• _BRIEF_
Find the lines that contain the word "великої" and copy each one.

[start]

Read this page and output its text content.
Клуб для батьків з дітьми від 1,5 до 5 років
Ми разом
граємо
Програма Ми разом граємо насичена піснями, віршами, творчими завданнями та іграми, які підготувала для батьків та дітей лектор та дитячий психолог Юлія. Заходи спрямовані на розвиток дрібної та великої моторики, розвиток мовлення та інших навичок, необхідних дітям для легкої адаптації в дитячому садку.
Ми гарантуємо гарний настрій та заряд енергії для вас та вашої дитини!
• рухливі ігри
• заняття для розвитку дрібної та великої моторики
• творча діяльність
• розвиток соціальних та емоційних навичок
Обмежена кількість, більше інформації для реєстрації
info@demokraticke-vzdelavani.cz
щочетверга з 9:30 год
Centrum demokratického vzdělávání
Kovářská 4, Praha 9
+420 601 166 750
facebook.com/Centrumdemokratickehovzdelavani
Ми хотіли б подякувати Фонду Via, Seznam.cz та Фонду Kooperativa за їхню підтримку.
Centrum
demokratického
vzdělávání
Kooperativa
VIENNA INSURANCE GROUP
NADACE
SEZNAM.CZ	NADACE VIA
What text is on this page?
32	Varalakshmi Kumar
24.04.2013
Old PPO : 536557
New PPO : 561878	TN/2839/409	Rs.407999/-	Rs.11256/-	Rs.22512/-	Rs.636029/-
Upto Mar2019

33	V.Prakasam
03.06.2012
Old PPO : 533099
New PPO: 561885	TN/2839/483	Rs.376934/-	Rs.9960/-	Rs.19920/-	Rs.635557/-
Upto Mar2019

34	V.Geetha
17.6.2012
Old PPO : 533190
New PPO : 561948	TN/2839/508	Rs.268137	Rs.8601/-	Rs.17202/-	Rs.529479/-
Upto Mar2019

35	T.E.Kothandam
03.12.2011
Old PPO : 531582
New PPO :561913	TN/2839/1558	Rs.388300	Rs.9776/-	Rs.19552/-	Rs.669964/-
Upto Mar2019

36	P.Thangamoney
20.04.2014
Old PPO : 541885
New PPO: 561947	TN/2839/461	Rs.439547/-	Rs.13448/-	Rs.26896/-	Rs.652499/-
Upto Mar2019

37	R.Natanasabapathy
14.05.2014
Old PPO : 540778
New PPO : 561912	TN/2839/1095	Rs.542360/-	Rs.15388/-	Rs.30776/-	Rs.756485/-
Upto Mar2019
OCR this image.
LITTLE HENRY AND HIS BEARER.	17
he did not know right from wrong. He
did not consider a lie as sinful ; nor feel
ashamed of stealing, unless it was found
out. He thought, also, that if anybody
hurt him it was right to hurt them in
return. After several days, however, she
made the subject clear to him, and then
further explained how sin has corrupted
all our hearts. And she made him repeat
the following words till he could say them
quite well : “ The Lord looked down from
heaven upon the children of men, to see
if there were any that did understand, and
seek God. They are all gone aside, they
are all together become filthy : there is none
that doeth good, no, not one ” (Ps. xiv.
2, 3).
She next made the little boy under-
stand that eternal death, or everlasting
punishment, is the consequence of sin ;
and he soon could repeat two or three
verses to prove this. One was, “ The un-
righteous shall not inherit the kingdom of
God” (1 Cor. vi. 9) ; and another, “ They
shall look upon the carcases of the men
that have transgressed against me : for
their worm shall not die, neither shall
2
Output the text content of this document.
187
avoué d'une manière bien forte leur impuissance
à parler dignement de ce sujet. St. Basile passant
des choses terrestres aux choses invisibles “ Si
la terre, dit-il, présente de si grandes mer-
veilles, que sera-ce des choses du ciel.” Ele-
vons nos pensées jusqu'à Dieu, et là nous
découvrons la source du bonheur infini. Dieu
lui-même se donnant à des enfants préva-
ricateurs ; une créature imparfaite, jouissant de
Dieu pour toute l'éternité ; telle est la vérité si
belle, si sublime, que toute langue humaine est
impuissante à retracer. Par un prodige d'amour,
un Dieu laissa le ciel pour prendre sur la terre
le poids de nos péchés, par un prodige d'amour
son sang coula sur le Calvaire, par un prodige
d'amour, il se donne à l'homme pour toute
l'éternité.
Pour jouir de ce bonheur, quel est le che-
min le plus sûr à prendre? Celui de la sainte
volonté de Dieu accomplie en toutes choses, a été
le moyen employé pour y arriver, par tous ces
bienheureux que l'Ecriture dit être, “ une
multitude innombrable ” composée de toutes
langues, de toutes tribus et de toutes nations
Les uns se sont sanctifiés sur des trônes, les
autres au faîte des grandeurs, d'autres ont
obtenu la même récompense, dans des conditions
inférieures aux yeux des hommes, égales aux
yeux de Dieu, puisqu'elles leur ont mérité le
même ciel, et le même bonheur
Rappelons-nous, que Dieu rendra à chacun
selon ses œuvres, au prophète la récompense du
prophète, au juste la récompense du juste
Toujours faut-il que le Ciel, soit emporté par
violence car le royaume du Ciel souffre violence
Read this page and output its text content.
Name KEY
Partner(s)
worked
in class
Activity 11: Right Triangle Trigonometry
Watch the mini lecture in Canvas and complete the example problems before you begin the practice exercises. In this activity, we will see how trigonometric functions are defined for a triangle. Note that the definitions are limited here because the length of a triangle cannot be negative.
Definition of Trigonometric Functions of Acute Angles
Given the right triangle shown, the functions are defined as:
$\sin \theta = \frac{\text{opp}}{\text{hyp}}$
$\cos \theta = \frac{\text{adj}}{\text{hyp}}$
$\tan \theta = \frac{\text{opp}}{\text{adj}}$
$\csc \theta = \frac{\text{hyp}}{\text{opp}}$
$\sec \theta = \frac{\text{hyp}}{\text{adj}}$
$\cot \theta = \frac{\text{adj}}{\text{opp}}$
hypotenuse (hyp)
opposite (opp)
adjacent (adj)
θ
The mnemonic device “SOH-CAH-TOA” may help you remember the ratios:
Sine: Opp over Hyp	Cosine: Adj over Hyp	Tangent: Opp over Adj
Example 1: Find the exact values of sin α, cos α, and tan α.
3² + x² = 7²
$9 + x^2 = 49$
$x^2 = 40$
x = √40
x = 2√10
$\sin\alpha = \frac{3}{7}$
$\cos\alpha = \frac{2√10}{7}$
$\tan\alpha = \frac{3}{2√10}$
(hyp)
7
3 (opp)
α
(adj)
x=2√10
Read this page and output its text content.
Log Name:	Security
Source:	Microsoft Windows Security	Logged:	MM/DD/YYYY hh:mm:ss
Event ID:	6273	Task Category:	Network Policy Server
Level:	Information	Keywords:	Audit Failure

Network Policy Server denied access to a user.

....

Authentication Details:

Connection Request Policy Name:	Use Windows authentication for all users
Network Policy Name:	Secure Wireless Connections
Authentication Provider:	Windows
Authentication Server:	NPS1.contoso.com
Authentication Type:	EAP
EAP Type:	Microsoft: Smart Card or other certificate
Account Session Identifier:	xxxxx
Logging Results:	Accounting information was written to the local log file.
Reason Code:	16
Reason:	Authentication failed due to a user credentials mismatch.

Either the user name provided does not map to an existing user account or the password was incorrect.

[end]

• _SOLUTION_
Програма Ми разом граємо насичена піснями, віршами, творчими завданнями та іграми, які підготувала для батьків та дітей лектор та дитячий психолог Юлія. Заходи спрямовані на розвиток дрібної та великої моторики, розвиток мовлення та інших навичок, необхідних дітям для легкої адаптації в дитячому садку.
• заняття для розвитку дрібної та великої моторики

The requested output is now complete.